[Stored entries]
------

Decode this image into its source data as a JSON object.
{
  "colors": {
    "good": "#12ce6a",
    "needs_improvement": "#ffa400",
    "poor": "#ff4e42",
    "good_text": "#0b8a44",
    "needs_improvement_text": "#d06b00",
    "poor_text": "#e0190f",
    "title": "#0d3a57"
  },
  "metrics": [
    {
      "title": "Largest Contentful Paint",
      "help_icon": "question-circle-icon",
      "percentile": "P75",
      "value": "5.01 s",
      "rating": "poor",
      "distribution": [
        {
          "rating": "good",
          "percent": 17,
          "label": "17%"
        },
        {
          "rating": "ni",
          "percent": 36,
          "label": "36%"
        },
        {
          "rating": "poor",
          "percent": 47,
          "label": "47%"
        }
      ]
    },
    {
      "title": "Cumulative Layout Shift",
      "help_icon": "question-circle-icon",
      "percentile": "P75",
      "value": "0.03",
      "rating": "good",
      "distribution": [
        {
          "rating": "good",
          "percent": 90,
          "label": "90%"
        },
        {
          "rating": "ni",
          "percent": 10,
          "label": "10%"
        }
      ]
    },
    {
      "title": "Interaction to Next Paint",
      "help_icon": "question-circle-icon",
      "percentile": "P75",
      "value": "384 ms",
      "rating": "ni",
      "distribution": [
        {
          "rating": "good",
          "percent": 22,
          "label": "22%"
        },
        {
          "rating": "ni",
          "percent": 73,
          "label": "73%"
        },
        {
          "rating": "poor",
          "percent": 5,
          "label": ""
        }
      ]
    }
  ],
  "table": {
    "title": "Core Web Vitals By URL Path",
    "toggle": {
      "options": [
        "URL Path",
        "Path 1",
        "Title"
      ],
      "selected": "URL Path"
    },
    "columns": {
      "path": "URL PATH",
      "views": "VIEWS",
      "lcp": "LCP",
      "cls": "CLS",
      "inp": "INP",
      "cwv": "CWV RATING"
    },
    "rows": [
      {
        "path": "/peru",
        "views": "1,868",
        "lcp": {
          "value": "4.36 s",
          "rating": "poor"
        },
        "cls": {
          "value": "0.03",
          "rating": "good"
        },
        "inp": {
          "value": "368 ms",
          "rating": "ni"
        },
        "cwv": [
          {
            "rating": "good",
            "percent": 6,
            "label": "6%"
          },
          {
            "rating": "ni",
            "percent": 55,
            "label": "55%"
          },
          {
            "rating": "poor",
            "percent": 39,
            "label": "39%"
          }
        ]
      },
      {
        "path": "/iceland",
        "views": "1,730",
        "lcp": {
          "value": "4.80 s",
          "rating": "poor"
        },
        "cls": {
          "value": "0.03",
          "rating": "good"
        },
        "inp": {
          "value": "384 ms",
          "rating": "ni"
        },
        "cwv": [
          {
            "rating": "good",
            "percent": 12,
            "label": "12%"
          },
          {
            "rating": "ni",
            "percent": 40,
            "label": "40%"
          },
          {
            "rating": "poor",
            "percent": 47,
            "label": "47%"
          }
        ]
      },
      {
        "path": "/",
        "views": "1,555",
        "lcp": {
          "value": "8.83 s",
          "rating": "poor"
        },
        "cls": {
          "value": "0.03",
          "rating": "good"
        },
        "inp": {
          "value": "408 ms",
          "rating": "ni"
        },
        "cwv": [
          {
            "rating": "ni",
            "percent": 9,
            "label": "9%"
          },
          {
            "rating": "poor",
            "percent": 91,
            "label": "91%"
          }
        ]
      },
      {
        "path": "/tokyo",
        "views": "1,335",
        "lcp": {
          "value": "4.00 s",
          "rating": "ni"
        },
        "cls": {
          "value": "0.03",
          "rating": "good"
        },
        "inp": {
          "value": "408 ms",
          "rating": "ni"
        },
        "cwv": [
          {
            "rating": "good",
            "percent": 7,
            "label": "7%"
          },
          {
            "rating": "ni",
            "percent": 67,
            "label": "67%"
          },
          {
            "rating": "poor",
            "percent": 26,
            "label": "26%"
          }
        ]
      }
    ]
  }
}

------

Repeat all of the entries exactly.

Decode this image into its source data as a JSON object.
{
  "colors": {
    "good": "#12ce6a",
    "needs_improvement": "#ffa400",
    "poor": "#ff4e42",
    "good_text": "#0b8a44",
    "needs_improvement_text": "#d06b00",
    "poor_text": "#e0190f",
    "title": "#0d3a57"
  },
  "metrics": [
    {
      "title": "Largest Contentful Paint",
      "help_icon": "question-circle-icon",
      "percentile": "P75",
      "value": "5.01 s",
      "rating": "poor",
      "distribution": [
        {
          "rating": "good",
          "percent": 17,
          "label": "17%"
        },
        {
          "rating": "ni",
          "percent": 36,
          "label": "36%"
        },
        {
          "rating": "poor",
          "percent": 47,
          "label": "47%"
        }
      ]
    },
    {
      "title": "Cumulative Layout Shift",
      "help_icon": "question-circle-icon",
      "percentile": "P75",
      "value": "0.03",
      "rating": "good",
      "distribution": [
        {
          "rating": "good",
          "percent": 90,
          "label": "90%"
        },
        {
          "rating": "ni",
          "percent": 10,
          "label": "10%"
        }
      ]
    },
    {
      "title": "Interaction to Next Paint",
      "help_icon": "question-circle-icon",
      "percentile": "P75",
      "value": "384 ms",
      "rating": "ni",
      "distribution": [
        {
          "rating": "good",
          "percent": 22,
          "label": "22%"
        },
        {
          "rating": "ni",
          "percent": 73,
          "label": "73%"
        },
        {
          "rating": "poor",
          "percent": 5,
          "label": ""
        }
      ]
    }
  ],
  "table": {
    "title": "Core Web Vitals By URL Path",
    "toggle": {
      "options": [
        "URL Path",
        "Path 1",
        "Title"
      ],
      "selected": "URL Path"
    },
    "columns": {
      "path": "URL PATH",
      "views": "VIEWS",
      "lcp": "LCP",
      "cls": "CLS",
      "inp": "INP",
      "cwv": "CWV RATING"
    },
    "rows": [
      {
        "path": "/peru",
        "views": "1,868",
        "lcp": {
          "value": "4.36 s",
          "rating": "poor"
        },
        "cls": {
          "value": "0.03",
          "rating": "good"
        },
        "inp": {
          "value": "368 ms",
          "rating": "ni"
        },
        "cwv": [
          {
            "rating": "good",
            "percent": 6,
            "label": "6%"
          },
          {
            "rating": "ni",
            "percent": 55,
            "label": "55%"
          },
          {
            "rating": "poor",
            "percent": 39,
            "label": "39%"
          }
        ]
      },
      {
        "path": "/iceland",
        "views": "1,730",
        "lcp": {
          "value": "4.80 s",
          "rating": "poor"
        },
        "cls": {
          "value": "0.03",
          "rating": "good"
        },
        "inp": {
          "value": "384 ms",
          "rating": "ni"
        },
        "cwv": [
          {
            "rating": "good",
            "percent": 12,
            "label": "12%"
          },
          {
            "rating": "ni",
            "percent": 40,
            "label": "40%"
          },
          {
            "rating": "poor",
            "percent": 47,
            "label": "47%"
          }
        ]
      },
      {
        "path": "/",
        "views": "1,555",
        "lcp": {
          "value": "8.83 s",
          "rating": "poor"
        },
        "cls": {
          "value": "0.03",
          "rating": "good"
        },
        "inp": {
          "value": "408 ms",
          "rating": "ni"
        },
        "cwv": [
          {
            "rating": "ni",
            "percent": 9,
            "label": "9%"
          },
          {
            "rating": "poor",
            "percent": 91,
            "label": "91%"
          }
        ]
      },
      {
        "path": "/tokyo",
        "views": "1,335",
        "lcp": {
          "value": "4.00 s",
          "rating": "ni"
        },
        "cls": {
          "value": "0.03",
          "rating": "good"
        },
        "inp": {
          "value": "408 ms",
          "rating": "ni"
        },
        "cwv": [
          {
            "rating": "good",
            "percent": 7,
            "label": "7%"
          },
          {
            "rating": "ni",
            "percent": 67,
            "label": "67%"
          },
          {
            "rating": "poor",
            "percent": 26,
            "label": "26%"
          }
        ]
      }
    ]
  }
}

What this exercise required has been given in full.